## start DATASET

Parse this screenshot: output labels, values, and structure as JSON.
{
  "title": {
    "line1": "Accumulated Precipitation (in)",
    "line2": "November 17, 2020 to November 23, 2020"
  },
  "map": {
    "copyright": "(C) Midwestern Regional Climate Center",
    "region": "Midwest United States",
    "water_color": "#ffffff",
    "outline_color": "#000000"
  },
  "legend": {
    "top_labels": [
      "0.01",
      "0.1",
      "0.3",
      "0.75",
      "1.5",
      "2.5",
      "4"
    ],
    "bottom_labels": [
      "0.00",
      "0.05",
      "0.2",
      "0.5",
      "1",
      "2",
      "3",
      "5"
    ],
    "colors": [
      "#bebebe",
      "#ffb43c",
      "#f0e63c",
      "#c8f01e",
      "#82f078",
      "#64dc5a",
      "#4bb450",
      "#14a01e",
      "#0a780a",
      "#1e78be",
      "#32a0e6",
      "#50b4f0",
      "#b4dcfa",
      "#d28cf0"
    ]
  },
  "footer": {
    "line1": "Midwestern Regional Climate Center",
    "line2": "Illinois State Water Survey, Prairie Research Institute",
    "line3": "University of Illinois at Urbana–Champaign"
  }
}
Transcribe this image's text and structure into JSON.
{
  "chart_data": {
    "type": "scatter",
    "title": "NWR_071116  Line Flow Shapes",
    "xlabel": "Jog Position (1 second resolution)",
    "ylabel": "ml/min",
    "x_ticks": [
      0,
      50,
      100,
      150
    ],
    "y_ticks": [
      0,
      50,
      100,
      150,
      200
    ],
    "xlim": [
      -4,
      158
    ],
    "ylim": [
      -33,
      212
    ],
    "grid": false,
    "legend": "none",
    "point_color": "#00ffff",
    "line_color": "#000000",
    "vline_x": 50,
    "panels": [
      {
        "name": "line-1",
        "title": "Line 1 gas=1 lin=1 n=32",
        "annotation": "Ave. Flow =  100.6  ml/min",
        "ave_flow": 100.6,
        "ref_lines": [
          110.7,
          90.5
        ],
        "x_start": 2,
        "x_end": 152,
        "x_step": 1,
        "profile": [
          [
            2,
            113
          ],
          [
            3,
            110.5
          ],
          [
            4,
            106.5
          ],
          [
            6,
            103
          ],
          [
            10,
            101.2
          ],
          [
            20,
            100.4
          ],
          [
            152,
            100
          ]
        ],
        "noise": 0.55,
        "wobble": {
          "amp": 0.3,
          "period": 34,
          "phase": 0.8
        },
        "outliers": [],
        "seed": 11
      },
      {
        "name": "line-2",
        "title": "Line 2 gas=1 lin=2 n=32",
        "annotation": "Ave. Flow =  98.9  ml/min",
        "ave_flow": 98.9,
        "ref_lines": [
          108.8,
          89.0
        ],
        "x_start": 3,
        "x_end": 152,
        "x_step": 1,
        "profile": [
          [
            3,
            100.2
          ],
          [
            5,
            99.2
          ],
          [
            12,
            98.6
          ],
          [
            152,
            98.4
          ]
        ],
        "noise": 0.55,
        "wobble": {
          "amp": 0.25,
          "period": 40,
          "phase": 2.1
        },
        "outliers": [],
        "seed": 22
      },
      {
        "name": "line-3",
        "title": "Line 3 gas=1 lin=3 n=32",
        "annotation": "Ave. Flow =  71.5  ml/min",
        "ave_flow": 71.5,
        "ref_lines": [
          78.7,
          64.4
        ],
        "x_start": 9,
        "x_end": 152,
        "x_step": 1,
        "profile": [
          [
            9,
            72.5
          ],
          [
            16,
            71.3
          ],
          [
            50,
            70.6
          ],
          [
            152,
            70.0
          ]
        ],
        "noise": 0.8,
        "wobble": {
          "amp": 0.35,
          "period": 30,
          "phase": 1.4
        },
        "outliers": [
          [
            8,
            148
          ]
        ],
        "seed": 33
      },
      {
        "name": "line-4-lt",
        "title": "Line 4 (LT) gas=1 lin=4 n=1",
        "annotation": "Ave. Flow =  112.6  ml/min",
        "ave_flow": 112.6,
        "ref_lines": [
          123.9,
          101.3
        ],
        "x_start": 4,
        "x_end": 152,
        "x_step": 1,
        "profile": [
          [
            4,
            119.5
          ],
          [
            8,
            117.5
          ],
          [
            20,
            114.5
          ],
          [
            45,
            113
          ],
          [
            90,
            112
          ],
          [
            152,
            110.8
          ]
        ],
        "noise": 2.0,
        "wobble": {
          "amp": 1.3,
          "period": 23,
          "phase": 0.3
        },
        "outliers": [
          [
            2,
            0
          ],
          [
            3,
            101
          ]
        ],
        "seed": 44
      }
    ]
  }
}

## end DATASET

### WHAT IS ASKED
Recopy all the lines exactly as they appear.

### SOLUTION
Parse this screenshot: output labels, values, and structure as JSON.
{
  "title": {
    "line1": "Accumulated Precipitation (in)",
    "line2": "November 17, 2020 to November 23, 2020"
  },
  "map": {
    "copyright": "(C) Midwestern Regional Climate Center",
    "region": "Midwest United States",
    "water_color": "#ffffff",
    "outline_color": "#000000"
  },
  "legend": {
    "top_labels": [
      "0.01",
      "0.1",
      "0.3",
      "0.75",
      "1.5",
      "2.5",
      "4"
    ],
    "bottom_labels": [
      "0.00",
      "0.05",
      "0.2",
      "0.5",
      "1",
      "2",
      "3",
      "5"
    ],
    "colors": [
      "#bebebe",
      "#ffb43c",
      "#f0e63c",
      "#c8f01e",
      "#82f078",
      "#64dc5a",
      "#4bb450",
      "#14a01e",
      "#0a780a",
      "#1e78be",
      "#32a0e6",
      "#50b4f0",
      "#b4dcfa",
      "#d28cf0"
    ]
  },
  "footer": {
    "line1": "Midwestern Regional Climate Center",
    "line2": "Illinois State Water Survey, Prairie Research Institute",
    "line3": "University of Illinois at Urbana–Champaign"
  }
}
Transcribe this image's text and structure into JSON.
{
  "chart_data": {
    "type": "scatter",
    "title": "NWR_071116  Line Flow Shapes",
    "xlabel": "Jog Position (1 second resolution)",
    "ylabel": "ml/min",
    "x_ticks": [
      0,
      50,
      100,
      150
    ],
    "y_ticks": [
      0,
      50,
      100,
      150,
      200
    ],
    "xlim": [
      -4,
      158
    ],
    "ylim": [
      -33,
      212
    ],
    "grid": false,
    "legend": "none",
    "point_color": "#00ffff",
    "line_color": "#000000",
    "vline_x": 50,
    "panels": [
      {
        "name": "line-1",
        "title": "Line 1 gas=1 lin=1 n=32",
        "annotation": "Ave. Flow =  100.6  ml/min",
        "ave_flow": 100.6,
        "ref_lines": [
          110.7,
          90.5
        ],
        "x_start": 2,
        "x_end": 152,
        "x_step": 1,
        "profile": [
          [
            2,
            113
          ],
          [
            3,
            110.5
          ],
          [
            4,
            106.5
          ],
          [
            6,
            103
          ],
          [
            10,
            101.2
          ],
          [
            20,
            100.4
          ],
          [
            152,
            100
          ]
        ],
        "noise": 0.55,
        "wobble": {
          "amp": 0.3,
          "period": 34,
          "phase": 0.8
        },
        "outliers": [],
        "seed": 11
      },
      {
        "name": "line-2",
        "title": "Line 2 gas=1 lin=2 n=32",
        "annotation": "Ave. Flow =  98.9  ml/min",
        "ave_flow": 98.9,
        "ref_lines": [
          108.8,
          89.0
        ],
        "x_start": 3,
        "x_end": 152,
        "x_step": 1,
        "profile": [
          [
            3,
            100.2
          ],
          [
            5,
            99.2
          ],
          [
            12,
            98.6
          ],
          [
            152,
            98.4
          ]
        ],
        "noise": 0.55,
        "wobble": {
          "amp": 0.25,
          "period": 40,
          "phase": 2.1
        },
        "outliers": [],
        "seed": 22
      },
      {
        "name": "line-3",
        "title": "Line 3 gas=1 lin=3 n=32",
        "annotation": "Ave. Flow =  71.5  ml/min",
        "ave_flow": 71.5,
        "ref_lines": [
          78.7,
          64.4
        ],
        "x_start": 9,
        "x_end": 152,
        "x_step": 1,
        "profile": [
          [
            9,
            72.5
          ],
          [
            16,
            71.3
          ],
          [
            50,
            70.6
          ],
          [
            152,
            70.0
          ]
        ],
        "noise": 0.8,
        "wobble": {
          "amp": 0.35,
          "period": 30,
          "phase": 1.4
        },
        "outliers": [
          [
            8,
            148
          ]
        ],
        "seed": 33
      },
      {
        "name": "line-4-lt",
        "title": "Line 4 (LT) gas=1 lin=4 n=1",
        "annotation": "Ave. Flow =  112.6  ml/min",
        "ave_flow": 112.6,
        "ref_lines": [
          123.9,
          101.3
        ],
        "x_start": 4,
        "x_end": 152,
        "x_step": 1,
        "profile": [
          [
            4,
            119.5
          ],
          [
            8,
            117.5
          ],
          [
            20,
            114.5
          ],
          [
            45,
            113
          ],
          [
            90,
            112
          ],
          [
            152,
            110.8
          ]
        ],
        "noise": 2.0,
        "wobble": {
          "amp": 1.3,
          "period": 23,
          "phase": 0.3
        },
        "outliers": [
          [
            2,
            0
          ],
          [
            3,
            101
          ]
        ],
        "seed": 44
      }
    ]
  }
}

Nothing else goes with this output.